WHAT THE TASK REQUIRES — Below are the records; copy each line in them that holds the word "screenshot".

● ● ●

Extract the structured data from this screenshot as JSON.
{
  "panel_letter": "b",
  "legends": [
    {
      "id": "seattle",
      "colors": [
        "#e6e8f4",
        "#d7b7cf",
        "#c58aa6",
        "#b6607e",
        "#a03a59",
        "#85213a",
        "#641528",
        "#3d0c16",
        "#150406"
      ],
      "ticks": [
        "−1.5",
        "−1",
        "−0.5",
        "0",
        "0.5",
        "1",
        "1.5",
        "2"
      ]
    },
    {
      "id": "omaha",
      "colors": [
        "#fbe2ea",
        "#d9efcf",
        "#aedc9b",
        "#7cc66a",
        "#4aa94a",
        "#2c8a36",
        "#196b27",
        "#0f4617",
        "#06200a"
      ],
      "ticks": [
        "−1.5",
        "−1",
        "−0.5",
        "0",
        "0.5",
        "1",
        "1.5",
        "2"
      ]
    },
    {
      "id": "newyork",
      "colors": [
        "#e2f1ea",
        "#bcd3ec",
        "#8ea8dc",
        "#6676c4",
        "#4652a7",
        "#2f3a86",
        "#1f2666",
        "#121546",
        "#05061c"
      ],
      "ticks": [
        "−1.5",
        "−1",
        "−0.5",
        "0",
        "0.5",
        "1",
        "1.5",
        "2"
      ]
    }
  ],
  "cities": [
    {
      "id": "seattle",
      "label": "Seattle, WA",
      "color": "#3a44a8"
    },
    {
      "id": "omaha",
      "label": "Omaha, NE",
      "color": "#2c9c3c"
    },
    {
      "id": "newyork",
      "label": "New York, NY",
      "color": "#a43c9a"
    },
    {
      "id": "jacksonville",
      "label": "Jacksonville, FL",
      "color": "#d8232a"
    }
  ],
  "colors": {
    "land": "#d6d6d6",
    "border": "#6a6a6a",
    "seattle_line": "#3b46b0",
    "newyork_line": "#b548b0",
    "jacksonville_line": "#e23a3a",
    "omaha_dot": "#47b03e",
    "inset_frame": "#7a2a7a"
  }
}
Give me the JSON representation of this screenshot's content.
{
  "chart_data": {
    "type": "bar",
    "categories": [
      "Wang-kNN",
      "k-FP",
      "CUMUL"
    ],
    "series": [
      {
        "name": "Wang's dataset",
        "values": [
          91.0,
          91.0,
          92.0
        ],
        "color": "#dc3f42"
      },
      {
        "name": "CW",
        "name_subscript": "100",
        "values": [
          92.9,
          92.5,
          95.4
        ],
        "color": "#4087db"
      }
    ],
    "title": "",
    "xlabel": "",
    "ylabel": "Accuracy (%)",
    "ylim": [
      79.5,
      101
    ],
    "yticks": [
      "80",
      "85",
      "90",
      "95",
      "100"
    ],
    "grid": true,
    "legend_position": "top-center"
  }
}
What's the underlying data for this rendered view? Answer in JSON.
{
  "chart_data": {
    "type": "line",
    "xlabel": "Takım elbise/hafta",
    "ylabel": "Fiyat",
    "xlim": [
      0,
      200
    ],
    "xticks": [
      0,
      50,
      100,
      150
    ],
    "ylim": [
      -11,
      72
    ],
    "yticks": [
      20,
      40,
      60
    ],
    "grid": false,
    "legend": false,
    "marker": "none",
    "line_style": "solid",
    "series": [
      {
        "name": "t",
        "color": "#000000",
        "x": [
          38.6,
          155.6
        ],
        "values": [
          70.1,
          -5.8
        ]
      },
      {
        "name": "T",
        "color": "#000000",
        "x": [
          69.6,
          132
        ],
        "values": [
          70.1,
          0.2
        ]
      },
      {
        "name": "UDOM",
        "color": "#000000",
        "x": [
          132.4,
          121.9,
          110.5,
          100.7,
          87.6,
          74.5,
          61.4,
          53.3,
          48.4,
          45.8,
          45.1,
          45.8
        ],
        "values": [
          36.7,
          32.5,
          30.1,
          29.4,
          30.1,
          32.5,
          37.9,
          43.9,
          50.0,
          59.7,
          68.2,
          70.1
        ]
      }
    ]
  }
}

● ● ●

TASK RESPONSE —
Extract the structured data from this screenshot as JSON.
Give me the JSON representation of this screenshot's content.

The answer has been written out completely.